■ **What the task asks**:
Print the entries in full, word for word, but not the pictures.

■ **Information given**:
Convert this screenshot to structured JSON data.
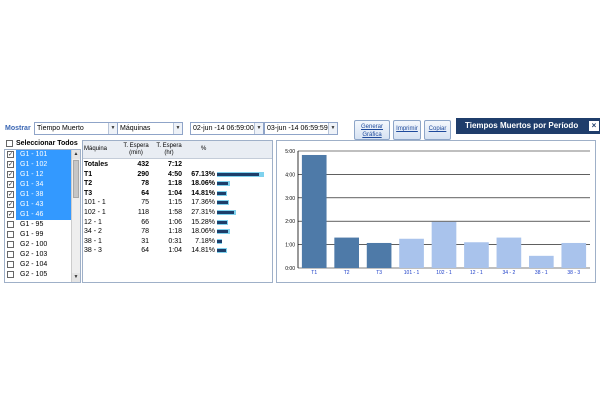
{
  "toolbar": {
    "mostrar_label": "Mostrar",
    "metric_select": "Tiempo Muerto",
    "group_select": "Máquinas",
    "date_from": "02-jun -14 06:59:00",
    "date_to": "03-jun -14 06:59:59",
    "btn_generar_line1": "Generar",
    "btn_generar_line2": "Gráfica",
    "btn_imprimir": "Imprimir",
    "btn_copiar": "Copiar",
    "title": "Tiempos Muertos por Período",
    "close": "×"
  },
  "machines": {
    "select_all_label": "Seleccionar Todos",
    "items": [
      {
        "label": "G1 - 101",
        "checked": true
      },
      {
        "label": "G1 - 102",
        "checked": true
      },
      {
        "label": "G1 - 12",
        "checked": true
      },
      {
        "label": "G1 - 34",
        "checked": true
      },
      {
        "label": "G1 - 38",
        "checked": true
      },
      {
        "label": "G1 - 43",
        "checked": true
      },
      {
        "label": "G1 - 46",
        "checked": true
      },
      {
        "label": "G1 - 95",
        "checked": false
      },
      {
        "label": "G1 - 99",
        "checked": false
      },
      {
        "label": "G2 - 100",
        "checked": false
      },
      {
        "label": "G2 - 103",
        "checked": false
      },
      {
        "label": "G2 - 104",
        "checked": false
      },
      {
        "label": "G2 - 105",
        "checked": false
      }
    ]
  },
  "table": {
    "headers": {
      "maquina": "Máquina",
      "espera_min_1": "T. Espera",
      "espera_min_2": "(min)",
      "espera_hr_1": "T. Espera",
      "espera_hr_2": "(hr)",
      "pct": "%"
    },
    "rows": [
      {
        "name": "Totales",
        "min": "432",
        "hr": "7:12",
        "pct": "",
        "bar": 0,
        "bold": true
      },
      {
        "name": "T1",
        "min": "290",
        "hr": "4:50",
        "pct": "67.13%",
        "bar": 67.13,
        "bold": true
      },
      {
        "name": "T2",
        "min": "78",
        "hr": "1:18",
        "pct": "18.06%",
        "bar": 18.06,
        "bold": true
      },
      {
        "name": "T3",
        "min": "64",
        "hr": "1:04",
        "pct": "14.81%",
        "bar": 14.81,
        "bold": true
      },
      {
        "name": "101 - 1",
        "min": "75",
        "hr": "1:15",
        "pct": "17.36%",
        "bar": 17.36,
        "bold": false
      },
      {
        "name": "102 - 1",
        "min": "118",
        "hr": "1:58",
        "pct": "27.31%",
        "bar": 27.31,
        "bold": false
      },
      {
        "name": "12 - 1",
        "min": "66",
        "hr": "1:06",
        "pct": "15.28%",
        "bar": 15.28,
        "bold": false
      },
      {
        "name": "34 - 2",
        "min": "78",
        "hr": "1:18",
        "pct": "18.06%",
        "bar": 18.06,
        "bold": false
      },
      {
        "name": "38 - 1",
        "min": "31",
        "hr": "0:31",
        "pct": "7.18%",
        "bar": 7.18,
        "bold": false
      },
      {
        "name": "38 - 3",
        "min": "64",
        "hr": "1:04",
        "pct": "14.81%",
        "bar": 14.81,
        "bold": false
      }
    ]
  },
  "chart_data": {
    "type": "bar",
    "title": "",
    "xlabel": "",
    "ylabel": "",
    "ylim": [
      0,
      5
    ],
    "yticks": [
      "0:00",
      "1:00",
      "2:00",
      "3:00",
      "4:00",
      "5:00"
    ],
    "categories": [
      "T1",
      "T2",
      "T3",
      "101 - 1",
      "102 - 1",
      "12 - 1",
      "34 - 2",
      "38 - 1",
      "38 - 3"
    ],
    "values": [
      4.83,
      1.3,
      1.07,
      1.25,
      1.97,
      1.1,
      1.3,
      0.52,
      1.07
    ],
    "grid": true,
    "colors": {
      "turno": "#4e7aa8",
      "machine": "#a9c3ec"
    }
  }
}
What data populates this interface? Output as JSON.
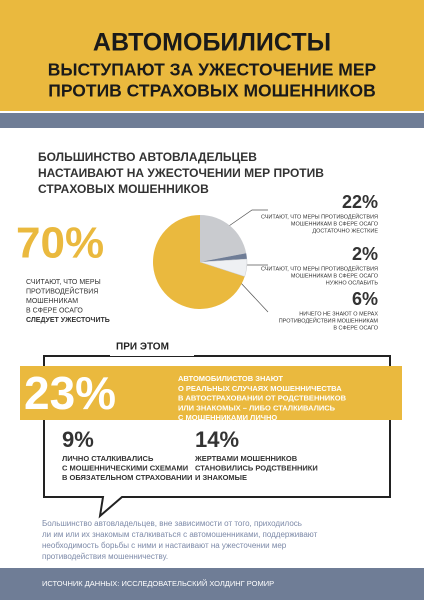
{
  "header": {
    "title_lines": [
      "АВТОМОБИЛИСТЫ",
      "ВЫСТУПАЮТ ЗА УЖЕСТОЧЕНИЕ МЕР",
      "ПРОТИВ СТРАХОВЫХ МОШЕННИКОВ"
    ]
  },
  "chart_data": {
    "type": "pie",
    "title": [
      "БОЛЬШИНСТВО АВТОВЛАДЕЛЬЦЕВ",
      "НАСТАИВАЮТ НА УЖЕСТОЧЕНИИ МЕР ПРОТИВ",
      "СТРАХОВЫХ МОШЕННИКОВ"
    ],
    "values": [
      70,
      22,
      2,
      6
    ],
    "value_labels": [
      "70%",
      "22%",
      "2%",
      "6%"
    ],
    "colors": [
      "#eab93e",
      "#c9cbcf",
      "#6f7d96",
      "#eef0f3"
    ],
    "descriptions": [
      [
        "СЧИТАЮТ, ЧТО МЕРЫ",
        "ПРОТИВОДЕЙСТВИЯ",
        "МОШЕННИКАМ",
        "В СФЕРЕ ОСАГО",
        "СЛЕДУЕТ УЖЕСТОЧИТЬ"
      ],
      [
        "СЧИТАЮТ, ЧТО МЕРЫ ПРОТИВОДЕЙСТВИЯ",
        "МОШЕННИКАМ В СФЕРЕ ОСАГО",
        "ДОСТАТОЧНО ЖЕСТКИЕ"
      ],
      [
        "СЧИТАЮТ, ЧТО МЕРЫ ПРОТИВОДЕЙСТВИЯ",
        "МОШЕННИКАМ В СФЕРЕ ОСАГО",
        "НУЖНО ОСЛАБИТЬ"
      ],
      [
        "НИЧЕГО НЕ ЗНАЮТ О МЕРАХ",
        "ПРОТИВОДЕЙСТВИЯ МОШЕННИКАМ",
        "В СФЕРЕ ОСАГО"
      ]
    ]
  },
  "callout": {
    "heading": "ПРИ ЭТОМ",
    "main": {
      "value_label": "23%",
      "text": [
        "АВТОМОБИЛИСТОВ ЗНАЮТ",
        "О РЕАЛЬНЫХ СЛУЧАЯХ МОШЕННИЧЕСТВА",
        "В АВТОСТРАХОВАНИИ ОТ РОДСТВЕННИКОВ",
        "ИЛИ ЗНАКОМЫХ – ЛИБО СТАЛКИВАЛИСЬ",
        "С МОШЕННИКАМИ ЛИЧНО"
      ]
    },
    "stats": [
      {
        "value_label": "9%",
        "text": [
          "ЛИЧНО СТАЛКИВАЛИСЬ",
          "С МОШЕННИЧЕСКИМИ СХЕМАМИ",
          "В ОБЯЗАТЕЛЬНОМ СТРАХОВАНИИ"
        ]
      },
      {
        "value_label": "14%",
        "text": [
          "ЖЕРТВАМИ МОШЕННИКОВ",
          "СТАНОВИЛИСЬ РОДСТВЕННИКИ",
          "И ЗНАКОМЫЕ"
        ]
      }
    ]
  },
  "note": [
    "Большинство автовладельцев, вне зависимости от того, приходилось",
    "ли им или их знакомым сталкиваться с автомошенниками, поддерживают",
    "необходимость борьбы с ними и настаивают на ужесточении мер",
    "противодействия мошенничеству."
  ],
  "footer": "ИСТОЧНИК ДАННЫХ: ИССЛЕДОВАТЕЛЬСКИЙ ХОЛДИНГ РОМИР"
}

■ **Solved exercise**:
Convert this screenshot to structured JSON data.
{
  "toolbar": {
    "mostrar_label": "Mostrar",
    "metric_select": "Tiempo Muerto",
    "group_select": "Máquinas",
    "date_from": "02-jun -14 06:59:00",
    "date_to": "03-jun -14 06:59:59",
    "btn_generar_line1": "Generar",
    "btn_generar_line2": "Gráfica",
    "btn_imprimir": "Imprimir",
    "btn_copiar": "Copiar",
    "title": "Tiempos Muertos por Período",
    "close": "×"
  },
  "machines": {
    "select_all_label": "Seleccionar Todos",
    "items": [
      {
        "label": "G1 - 101",
        "checked": true
      },
      {
        "label": "G1 - 102",
        "checked": true
      },
      {
        "label": "G1 - 12",
        "checked": true
      },
      {
        "label": "G1 - 34",
        "checked": true
      },
      {
        "label": "G1 - 38",
        "checked": true
      },
      {
        "label": "G1 - 43",
        "checked": true
      },
      {
        "label": "G1 - 46",
        "checked": true
      },
      {
        "label": "G1 - 95",
        "checked": false
      },
      {
        "label": "G1 - 99",
        "checked": false
      },
      {
        "label": "G2 - 100",
        "checked": false
      },
      {
        "label": "G2 - 103",
        "checked": false
      },
      {
        "label": "G2 - 104",
        "checked": false
      },
      {
        "label": "G2 - 105",
        "checked": false
      }
    ]
  },
  "table": {
    "headers": {
      "maquina": "Máquina",
      "espera_min_1": "T. Espera",
      "espera_min_2": "(min)",
      "espera_hr_1": "T. Espera",
      "espera_hr_2": "(hr)",
      "pct": "%"
    },
    "rows": [
      {
        "name": "Totales",
        "min": "432",
        "hr": "7:12",
        "pct": "",
        "bar": 0,
        "bold": true
      },
      {
        "name": "T1",
        "min": "290",
        "hr": "4:50",
        "pct": "67.13%",
        "bar": 67.13,
        "bold": true
      },
      {
        "name": "T2",
        "min": "78",
        "hr": "1:18",
        "pct": "18.06%",
        "bar": 18.06,
        "bold": true
      },
      {
        "name": "T3",
        "min": "64",
        "hr": "1:04",
        "pct": "14.81%",
        "bar": 14.81,
        "bold": true
      },
      {
        "name": "101 - 1",
        "min": "75",
        "hr": "1:15",
        "pct": "17.36%",
        "bar": 17.36,
        "bold": false
      },
      {
        "name": "102 - 1",
        "min": "118",
        "hr": "1:58",
        "pct": "27.31%",
        "bar": 27.31,
        "bold": false
      },
      {
        "name": "12 - 1",
        "min": "66",
        "hr": "1:06",
        "pct": "15.28%",
        "bar": 15.28,
        "bold": false
      },
      {
        "name": "34 - 2",
        "min": "78",
        "hr": "1:18",
        "pct": "18.06%",
        "bar": 18.06,
        "bold": false
      },
      {
        "name": "38 - 1",
        "min": "31",
        "hr": "0:31",
        "pct": "7.18%",
        "bar": 7.18,
        "bold": false
      },
      {
        "name": "38 - 3",
        "min": "64",
        "hr": "1:04",
        "pct": "14.81%",
        "bar": 14.81,
        "bold": false
      }
    ]
  },
  "chart_data": {
    "type": "bar",
    "title": "",
    "xlabel": "",
    "ylabel": "",
    "ylim": [
      0,
      5
    ],
    "yticks": [
      "0:00",
      "1:00",
      "2:00",
      "3:00",
      "4:00",
      "5:00"
    ],
    "categories": [
      "T1",
      "T2",
      "T3",
      "101 - 1",
      "102 - 1",
      "12 - 1",
      "34 - 2",
      "38 - 1",
      "38 - 3"
    ],
    "values": [
      4.83,
      1.3,
      1.07,
      1.25,
      1.97,
      1.1,
      1.3,
      0.52,
      1.07
    ],
    "grid": true,
    "colors": {
      "turno": "#4e7aa8",
      "machine": "#a9c3ec"
    }
  }
}
What data populates this interface? Output as JSON.
{
  "header": {
    "title_lines": [
      "АВТОМОБИЛИСТЫ",
      "ВЫСТУПАЮТ ЗА УЖЕСТОЧЕНИЕ МЕР",
      "ПРОТИВ СТРАХОВЫХ МОШЕННИКОВ"
    ]
  },
  "chart_data": {
    "type": "pie",
    "title": [
      "БОЛЬШИНСТВО АВТОВЛАДЕЛЬЦЕВ",
      "НАСТАИВАЮТ НА УЖЕСТОЧЕНИИ МЕР ПРОТИВ",
      "СТРАХОВЫХ МОШЕННИКОВ"
    ],
    "values": [
      70,
      22,
      2,
      6
    ],
    "value_labels": [
      "70%",
      "22%",
      "2%",
      "6%"
    ],
    "colors": [
      "#eab93e",
      "#c9cbcf",
      "#6f7d96",
      "#eef0f3"
    ],
    "descriptions": [
      [
        "СЧИТАЮТ, ЧТО МЕРЫ",
        "ПРОТИВОДЕЙСТВИЯ",
        "МОШЕННИКАМ",
        "В СФЕРЕ ОСАГО",
        "СЛЕДУЕТ УЖЕСТОЧИТЬ"
      ],
      [
        "СЧИТАЮТ, ЧТО МЕРЫ ПРОТИВОДЕЙСТВИЯ",
        "МОШЕННИКАМ В СФЕРЕ ОСАГО",
        "ДОСТАТОЧНО ЖЕСТКИЕ"
      ],
      [
        "СЧИТАЮТ, ЧТО МЕРЫ ПРОТИВОДЕЙСТВИЯ",
        "МОШЕННИКАМ В СФЕРЕ ОСАГО",
        "НУЖНО ОСЛАБИТЬ"
      ],
      [
        "НИЧЕГО НЕ ЗНАЮТ О МЕРАХ",
        "ПРОТИВОДЕЙСТВИЯ МОШЕННИКАМ",
        "В СФЕРЕ ОСАГО"
      ]
    ]
  },
  "callout": {
    "heading": "ПРИ ЭТОМ",
    "main": {
      "value_label": "23%",
      "text": [
        "АВТОМОБИЛИСТОВ ЗНАЮТ",
        "О РЕАЛЬНЫХ СЛУЧАЯХ МОШЕННИЧЕСТВА",
        "В АВТОСТРАХОВАНИИ ОТ РОДСТВЕННИКОВ",
        "ИЛИ ЗНАКОМЫХ – ЛИБО СТАЛКИВАЛИСЬ",
        "С МОШЕННИКАМИ ЛИЧНО"
      ]
    },
    "stats": [
      {
        "value_label": "9%",
        "text": [
          "ЛИЧНО СТАЛКИВАЛИСЬ",
          "С МОШЕННИЧЕСКИМИ СХЕМАМИ",
          "В ОБЯЗАТЕЛЬНОМ СТРАХОВАНИИ"
        ]
      },
      {
        "value_label": "14%",
        "text": [
          "ЖЕРТВАМИ МОШЕННИКОВ",
          "СТАНОВИЛИСЬ РОДСТВЕННИКИ",
          "И ЗНАКОМЫЕ"
        ]
      }
    ]
  },
  "note": [
    "Большинство автовладельцев, вне зависимости от того, приходилось",
    "ли им или их знакомым сталкиваться с автомошенниками, поддерживают",
    "необходимость борьбы с ними и настаивают на ужесточении мер",
    "противодействия мошенничеству."
  ],
  "footer": "ИСТОЧНИК ДАННЫХ: ИССЛЕДОВАТЕЛЬСКИЙ ХОЛДИНГ РОМИР"
}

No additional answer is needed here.